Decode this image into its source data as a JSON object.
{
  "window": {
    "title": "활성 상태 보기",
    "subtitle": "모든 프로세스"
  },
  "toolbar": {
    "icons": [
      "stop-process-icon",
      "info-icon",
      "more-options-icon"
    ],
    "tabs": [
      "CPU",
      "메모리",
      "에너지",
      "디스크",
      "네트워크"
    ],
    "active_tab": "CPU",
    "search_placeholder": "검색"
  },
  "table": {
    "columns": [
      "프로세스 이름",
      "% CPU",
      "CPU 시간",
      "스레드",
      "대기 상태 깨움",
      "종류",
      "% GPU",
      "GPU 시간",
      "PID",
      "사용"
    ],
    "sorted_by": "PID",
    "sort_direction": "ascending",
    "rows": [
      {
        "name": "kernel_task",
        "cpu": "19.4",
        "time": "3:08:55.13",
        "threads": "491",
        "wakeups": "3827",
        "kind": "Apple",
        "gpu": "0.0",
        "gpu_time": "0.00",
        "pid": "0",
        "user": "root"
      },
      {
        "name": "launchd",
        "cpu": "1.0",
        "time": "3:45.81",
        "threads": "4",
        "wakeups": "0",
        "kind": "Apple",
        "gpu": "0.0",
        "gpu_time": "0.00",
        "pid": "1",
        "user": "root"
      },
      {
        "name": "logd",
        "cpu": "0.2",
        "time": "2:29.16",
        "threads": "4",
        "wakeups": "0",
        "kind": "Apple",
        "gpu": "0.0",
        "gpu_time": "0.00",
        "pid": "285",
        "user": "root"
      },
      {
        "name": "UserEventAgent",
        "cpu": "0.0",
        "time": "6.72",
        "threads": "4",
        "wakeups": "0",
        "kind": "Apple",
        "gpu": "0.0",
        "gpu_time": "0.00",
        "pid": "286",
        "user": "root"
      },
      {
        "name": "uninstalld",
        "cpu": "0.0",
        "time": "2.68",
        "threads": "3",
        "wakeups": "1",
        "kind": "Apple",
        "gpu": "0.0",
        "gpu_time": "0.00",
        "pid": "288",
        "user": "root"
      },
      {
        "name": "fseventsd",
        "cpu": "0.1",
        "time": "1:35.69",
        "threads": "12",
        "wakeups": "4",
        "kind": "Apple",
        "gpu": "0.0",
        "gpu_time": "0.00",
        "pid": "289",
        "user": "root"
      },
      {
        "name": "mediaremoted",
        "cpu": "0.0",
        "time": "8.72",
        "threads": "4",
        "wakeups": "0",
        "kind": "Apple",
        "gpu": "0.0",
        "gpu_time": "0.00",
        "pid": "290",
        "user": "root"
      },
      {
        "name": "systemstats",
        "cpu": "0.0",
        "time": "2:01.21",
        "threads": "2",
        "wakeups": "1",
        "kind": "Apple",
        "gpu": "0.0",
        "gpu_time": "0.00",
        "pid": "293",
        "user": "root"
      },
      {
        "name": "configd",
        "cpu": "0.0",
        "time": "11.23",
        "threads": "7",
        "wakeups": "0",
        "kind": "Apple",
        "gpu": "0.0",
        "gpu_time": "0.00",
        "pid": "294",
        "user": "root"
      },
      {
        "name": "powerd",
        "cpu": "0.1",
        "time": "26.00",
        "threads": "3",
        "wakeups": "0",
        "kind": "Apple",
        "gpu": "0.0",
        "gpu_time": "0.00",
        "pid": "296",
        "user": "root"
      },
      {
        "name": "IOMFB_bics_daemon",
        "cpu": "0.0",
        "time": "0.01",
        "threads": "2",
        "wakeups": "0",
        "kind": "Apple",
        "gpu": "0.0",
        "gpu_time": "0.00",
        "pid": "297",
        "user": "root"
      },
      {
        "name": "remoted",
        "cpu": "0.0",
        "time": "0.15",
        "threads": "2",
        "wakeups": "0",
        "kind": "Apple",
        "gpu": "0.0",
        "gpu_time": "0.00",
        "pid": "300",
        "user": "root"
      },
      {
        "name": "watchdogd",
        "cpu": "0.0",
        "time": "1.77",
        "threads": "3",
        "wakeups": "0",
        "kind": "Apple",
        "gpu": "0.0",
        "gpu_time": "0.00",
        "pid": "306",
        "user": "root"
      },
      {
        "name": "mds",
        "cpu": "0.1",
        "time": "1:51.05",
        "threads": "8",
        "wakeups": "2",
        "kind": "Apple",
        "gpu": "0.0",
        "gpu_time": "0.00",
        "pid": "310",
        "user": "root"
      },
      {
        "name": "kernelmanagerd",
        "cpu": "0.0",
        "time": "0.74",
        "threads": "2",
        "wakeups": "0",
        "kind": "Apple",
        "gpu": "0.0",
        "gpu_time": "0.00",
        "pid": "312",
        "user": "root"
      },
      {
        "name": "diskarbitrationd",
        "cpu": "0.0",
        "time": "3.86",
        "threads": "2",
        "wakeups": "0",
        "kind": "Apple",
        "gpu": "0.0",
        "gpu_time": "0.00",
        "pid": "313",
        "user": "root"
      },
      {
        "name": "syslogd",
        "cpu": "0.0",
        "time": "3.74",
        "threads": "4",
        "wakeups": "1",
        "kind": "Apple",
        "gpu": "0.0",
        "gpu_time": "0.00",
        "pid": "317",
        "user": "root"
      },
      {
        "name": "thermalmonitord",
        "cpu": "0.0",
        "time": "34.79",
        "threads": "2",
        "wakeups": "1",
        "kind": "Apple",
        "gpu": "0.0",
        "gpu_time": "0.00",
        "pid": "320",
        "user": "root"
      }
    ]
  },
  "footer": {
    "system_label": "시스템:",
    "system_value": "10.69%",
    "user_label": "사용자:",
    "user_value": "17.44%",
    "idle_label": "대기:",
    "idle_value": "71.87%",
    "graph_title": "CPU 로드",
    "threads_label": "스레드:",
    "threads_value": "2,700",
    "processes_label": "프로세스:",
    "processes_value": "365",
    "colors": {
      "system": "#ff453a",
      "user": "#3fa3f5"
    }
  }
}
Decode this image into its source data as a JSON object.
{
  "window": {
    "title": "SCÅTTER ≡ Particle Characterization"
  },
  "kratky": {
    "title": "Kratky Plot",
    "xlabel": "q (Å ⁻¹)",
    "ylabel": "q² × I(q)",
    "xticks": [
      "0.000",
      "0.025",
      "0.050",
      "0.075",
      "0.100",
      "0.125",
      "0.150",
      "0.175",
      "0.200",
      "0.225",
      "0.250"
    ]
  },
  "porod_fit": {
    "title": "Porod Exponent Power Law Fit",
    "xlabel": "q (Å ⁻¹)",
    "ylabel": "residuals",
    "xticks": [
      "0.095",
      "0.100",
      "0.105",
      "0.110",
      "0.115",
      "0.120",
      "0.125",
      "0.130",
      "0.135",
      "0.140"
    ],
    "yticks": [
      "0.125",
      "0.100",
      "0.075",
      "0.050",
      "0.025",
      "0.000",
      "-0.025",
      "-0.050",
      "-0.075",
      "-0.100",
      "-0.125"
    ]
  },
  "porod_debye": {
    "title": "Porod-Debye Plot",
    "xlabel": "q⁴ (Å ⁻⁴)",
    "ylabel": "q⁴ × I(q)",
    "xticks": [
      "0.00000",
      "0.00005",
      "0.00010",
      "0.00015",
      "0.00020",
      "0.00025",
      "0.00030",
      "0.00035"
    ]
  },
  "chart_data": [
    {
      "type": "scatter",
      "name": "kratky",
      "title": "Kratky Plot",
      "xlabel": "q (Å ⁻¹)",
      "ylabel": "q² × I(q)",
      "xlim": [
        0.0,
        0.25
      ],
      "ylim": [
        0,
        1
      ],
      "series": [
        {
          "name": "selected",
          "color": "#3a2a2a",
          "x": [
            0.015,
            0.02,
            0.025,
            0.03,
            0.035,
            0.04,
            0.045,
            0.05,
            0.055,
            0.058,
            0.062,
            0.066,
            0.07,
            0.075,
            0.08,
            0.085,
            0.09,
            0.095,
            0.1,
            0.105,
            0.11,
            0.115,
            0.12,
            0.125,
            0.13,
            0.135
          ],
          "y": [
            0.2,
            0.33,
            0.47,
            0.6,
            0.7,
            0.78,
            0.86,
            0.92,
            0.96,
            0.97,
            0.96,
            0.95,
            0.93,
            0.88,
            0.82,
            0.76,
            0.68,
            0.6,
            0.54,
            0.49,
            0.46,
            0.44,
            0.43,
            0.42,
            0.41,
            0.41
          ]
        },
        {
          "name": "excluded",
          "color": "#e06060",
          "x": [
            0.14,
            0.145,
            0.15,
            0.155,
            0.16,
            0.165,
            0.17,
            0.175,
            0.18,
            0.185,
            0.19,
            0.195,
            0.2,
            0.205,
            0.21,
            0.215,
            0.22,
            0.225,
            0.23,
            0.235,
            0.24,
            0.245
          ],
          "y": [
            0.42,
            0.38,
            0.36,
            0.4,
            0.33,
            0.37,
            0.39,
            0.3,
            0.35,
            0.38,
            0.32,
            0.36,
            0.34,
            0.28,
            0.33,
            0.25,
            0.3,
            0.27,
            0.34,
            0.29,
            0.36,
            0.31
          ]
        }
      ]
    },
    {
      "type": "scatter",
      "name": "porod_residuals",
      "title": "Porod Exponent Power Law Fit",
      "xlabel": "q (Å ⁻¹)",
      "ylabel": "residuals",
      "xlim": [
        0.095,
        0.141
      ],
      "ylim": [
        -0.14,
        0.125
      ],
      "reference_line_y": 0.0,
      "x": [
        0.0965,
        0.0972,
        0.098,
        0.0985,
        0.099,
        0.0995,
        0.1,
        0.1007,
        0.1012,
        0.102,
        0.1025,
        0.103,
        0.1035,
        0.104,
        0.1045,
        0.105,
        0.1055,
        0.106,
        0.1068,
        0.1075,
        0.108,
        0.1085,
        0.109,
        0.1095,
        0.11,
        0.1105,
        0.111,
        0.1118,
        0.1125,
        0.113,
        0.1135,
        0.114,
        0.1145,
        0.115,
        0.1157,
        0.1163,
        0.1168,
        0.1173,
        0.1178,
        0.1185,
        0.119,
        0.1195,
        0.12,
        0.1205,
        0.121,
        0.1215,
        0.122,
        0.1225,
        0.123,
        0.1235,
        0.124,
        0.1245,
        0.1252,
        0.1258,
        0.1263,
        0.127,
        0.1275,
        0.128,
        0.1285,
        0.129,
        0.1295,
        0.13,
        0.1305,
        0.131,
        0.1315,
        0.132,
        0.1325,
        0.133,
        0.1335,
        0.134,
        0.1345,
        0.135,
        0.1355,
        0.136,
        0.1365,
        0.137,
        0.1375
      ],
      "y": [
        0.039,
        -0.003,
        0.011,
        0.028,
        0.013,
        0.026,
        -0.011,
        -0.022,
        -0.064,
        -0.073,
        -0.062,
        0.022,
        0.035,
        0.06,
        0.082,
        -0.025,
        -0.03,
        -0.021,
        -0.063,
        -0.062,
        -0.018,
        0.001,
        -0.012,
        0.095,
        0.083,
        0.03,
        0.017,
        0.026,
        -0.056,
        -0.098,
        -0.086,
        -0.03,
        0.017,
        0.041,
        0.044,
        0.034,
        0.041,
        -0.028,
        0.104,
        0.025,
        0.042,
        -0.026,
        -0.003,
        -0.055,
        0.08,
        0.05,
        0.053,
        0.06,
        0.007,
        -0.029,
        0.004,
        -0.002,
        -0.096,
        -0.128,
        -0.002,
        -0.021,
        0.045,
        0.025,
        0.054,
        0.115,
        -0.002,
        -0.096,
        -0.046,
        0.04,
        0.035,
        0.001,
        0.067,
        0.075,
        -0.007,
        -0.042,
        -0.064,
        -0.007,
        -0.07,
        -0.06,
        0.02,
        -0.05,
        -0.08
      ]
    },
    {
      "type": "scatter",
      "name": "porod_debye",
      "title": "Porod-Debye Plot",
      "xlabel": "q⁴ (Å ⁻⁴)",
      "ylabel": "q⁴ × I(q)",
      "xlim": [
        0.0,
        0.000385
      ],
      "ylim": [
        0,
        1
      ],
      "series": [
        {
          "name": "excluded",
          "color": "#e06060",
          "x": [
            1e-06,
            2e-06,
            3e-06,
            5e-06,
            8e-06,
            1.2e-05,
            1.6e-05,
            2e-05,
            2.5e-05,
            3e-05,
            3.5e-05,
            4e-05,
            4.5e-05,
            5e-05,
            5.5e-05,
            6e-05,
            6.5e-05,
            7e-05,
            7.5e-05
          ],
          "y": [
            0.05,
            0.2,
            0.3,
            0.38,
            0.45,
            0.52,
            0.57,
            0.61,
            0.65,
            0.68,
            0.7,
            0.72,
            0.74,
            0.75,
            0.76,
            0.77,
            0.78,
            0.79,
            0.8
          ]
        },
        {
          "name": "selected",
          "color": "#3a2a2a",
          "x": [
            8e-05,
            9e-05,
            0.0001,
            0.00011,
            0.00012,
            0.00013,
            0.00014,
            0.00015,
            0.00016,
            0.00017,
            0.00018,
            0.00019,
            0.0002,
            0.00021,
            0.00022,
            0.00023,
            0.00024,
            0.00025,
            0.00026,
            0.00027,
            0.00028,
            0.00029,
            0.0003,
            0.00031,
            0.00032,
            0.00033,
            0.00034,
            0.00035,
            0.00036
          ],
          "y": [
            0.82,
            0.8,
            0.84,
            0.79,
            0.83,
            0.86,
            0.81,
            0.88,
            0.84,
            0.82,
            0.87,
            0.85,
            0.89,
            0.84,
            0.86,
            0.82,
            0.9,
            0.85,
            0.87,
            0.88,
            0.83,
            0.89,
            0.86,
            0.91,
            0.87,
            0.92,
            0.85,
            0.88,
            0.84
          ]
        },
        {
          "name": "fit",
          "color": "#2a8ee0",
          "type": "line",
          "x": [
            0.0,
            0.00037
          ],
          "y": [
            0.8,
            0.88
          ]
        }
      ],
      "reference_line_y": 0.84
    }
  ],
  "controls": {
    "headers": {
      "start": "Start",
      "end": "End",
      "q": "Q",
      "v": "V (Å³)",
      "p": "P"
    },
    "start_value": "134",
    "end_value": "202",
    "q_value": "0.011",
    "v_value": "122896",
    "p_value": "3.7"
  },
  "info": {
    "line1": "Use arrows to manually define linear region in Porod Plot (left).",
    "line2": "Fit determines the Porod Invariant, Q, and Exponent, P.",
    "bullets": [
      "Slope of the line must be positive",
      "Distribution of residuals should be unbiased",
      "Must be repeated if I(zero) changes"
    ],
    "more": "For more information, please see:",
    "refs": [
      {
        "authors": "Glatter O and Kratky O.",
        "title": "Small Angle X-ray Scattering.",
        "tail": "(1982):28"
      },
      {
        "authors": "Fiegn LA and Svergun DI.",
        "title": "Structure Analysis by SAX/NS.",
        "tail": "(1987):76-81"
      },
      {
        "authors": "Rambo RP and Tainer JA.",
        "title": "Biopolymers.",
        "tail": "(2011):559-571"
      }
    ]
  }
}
──────
What is asked => In the entries above, find each line with the word "ylabel" and show it.

Result of this exercise =>
    "ylabel": "q² × I(q)",
    "ylabel": "residuals",
    "ylabel": "q⁴ × I(q)",
      "ylabel": "q² × I(q)",
      "ylabel": "residuals",
      "ylabel": "q⁴ × I(q)",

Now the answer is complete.